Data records
□ □ □ □ □

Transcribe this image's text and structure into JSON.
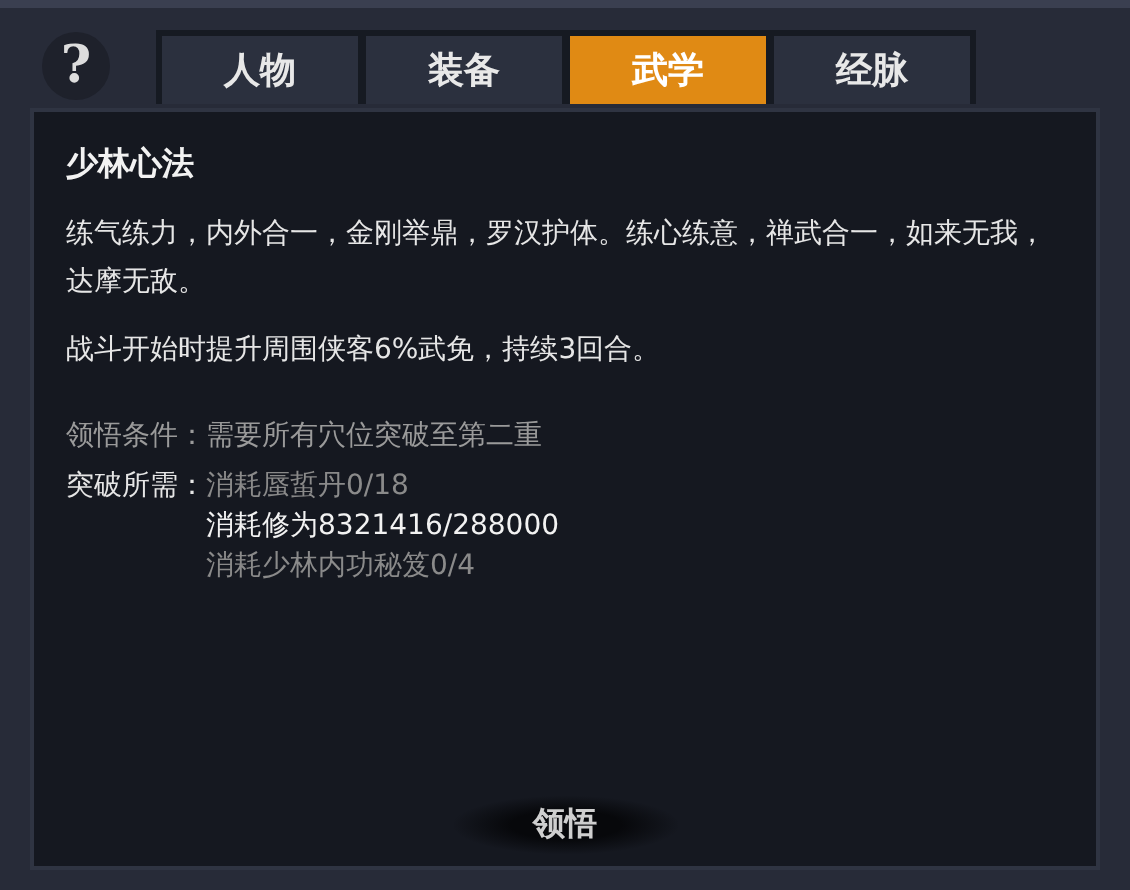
{
  "help_button": {
    "label": "?"
  },
  "tabs": [
    {
      "label": "人物",
      "selected": false
    },
    {
      "label": "装备",
      "selected": false
    },
    {
      "label": "武学",
      "selected": true
    },
    {
      "label": "经脉",
      "selected": false
    }
  ],
  "skill": {
    "title": "少林心法",
    "description": "练气练力，内外合一，金刚举鼎，罗汉护体。练心练意，禅武合一，如来无我，达摩无敌。",
    "effect": "战斗开始时提升周围侠客6%武免，持续3回合。",
    "condition": "领悟条件：需要所有穴位突破至第二重",
    "requirements_label": "突破所需：",
    "requirements": [
      {
        "text": "消耗蜃蜇丹0/18",
        "met": false
      },
      {
        "text": "消耗修为8321416/288000",
        "met": true
      },
      {
        "text": "消耗少林内功秘笈0/4",
        "met": false
      }
    ]
  },
  "action_button": {
    "label": "领悟"
  }
}
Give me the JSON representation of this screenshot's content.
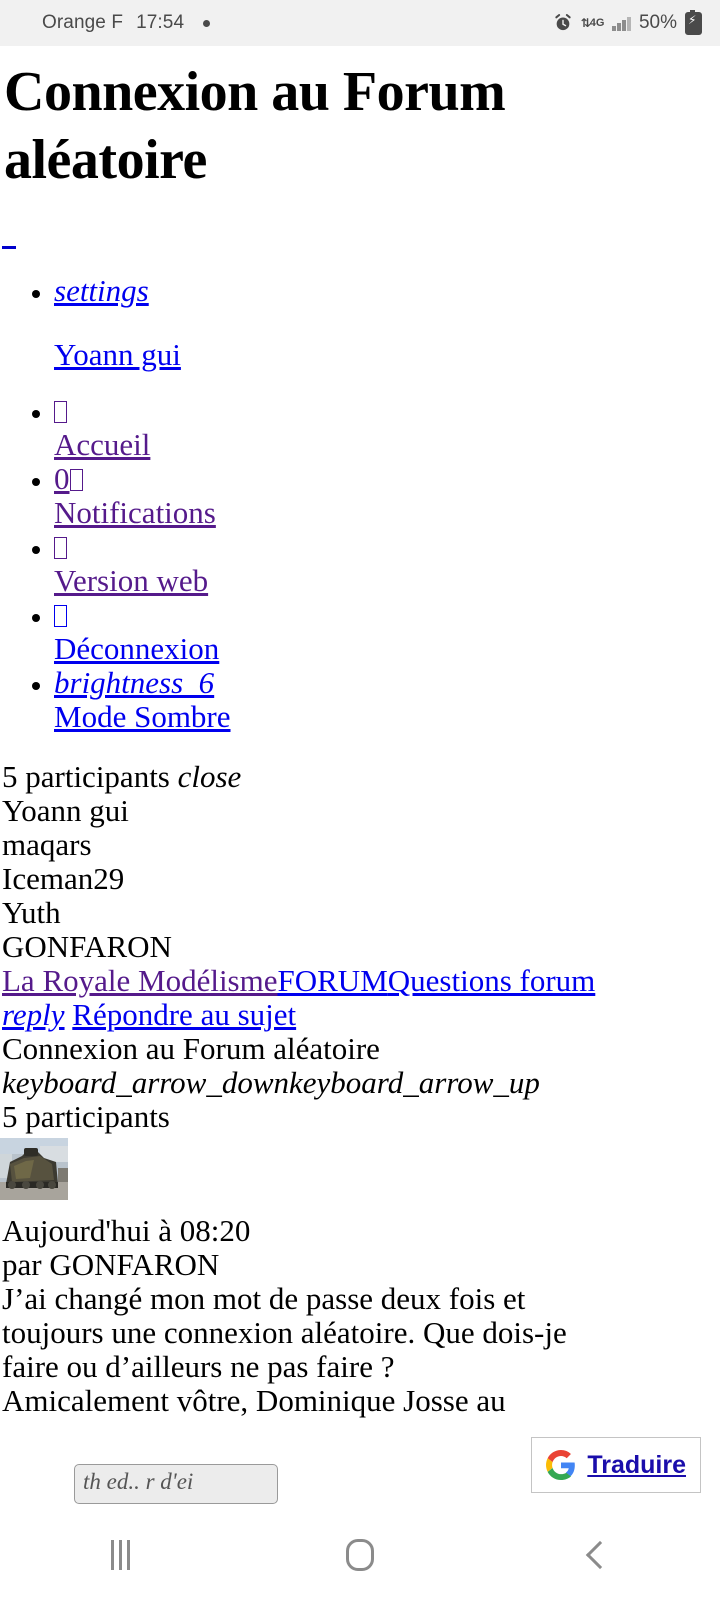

□ □ □ □ □

Apart from the pictures, the entries above are to be repeated in full and exactly.

Transcribe this image's text and structure into JSON.
{
  "help_button": {
    "label": "?"
  },
  "tabs": [
    {
      "label": "人物",
      "selected": false
    },
    {
      "label": "装备",
      "selected": false
    },
    {
      "label": "武学",
      "selected": true
    },
    {
      "label": "经脉",
      "selected": false
    }
  ],
  "skill": {
    "title": "少林心法",
    "description": "练气练力，内外合一，金刚举鼎，罗汉护体。练心练意，禅武合一，如来无我，达摩无敌。",
    "effect": "战斗开始时提升周围侠客6%武免，持续3回合。",
    "condition": "领悟条件：需要所有穴位突破至第二重",
    "requirements_label": "突破所需：",
    "requirements": [
      {
        "text": "消耗蜃蜇丹0/18",
        "met": false
      },
      {
        "text": "消耗修为8321416/288000",
        "met": true
      },
      {
        "text": "消耗少林内功秘笈0/4",
        "met": false
      }
    ]
  },
  "action_button": {
    "label": "领悟"
  }
}
Give me the JSON representation of this screenshot's content.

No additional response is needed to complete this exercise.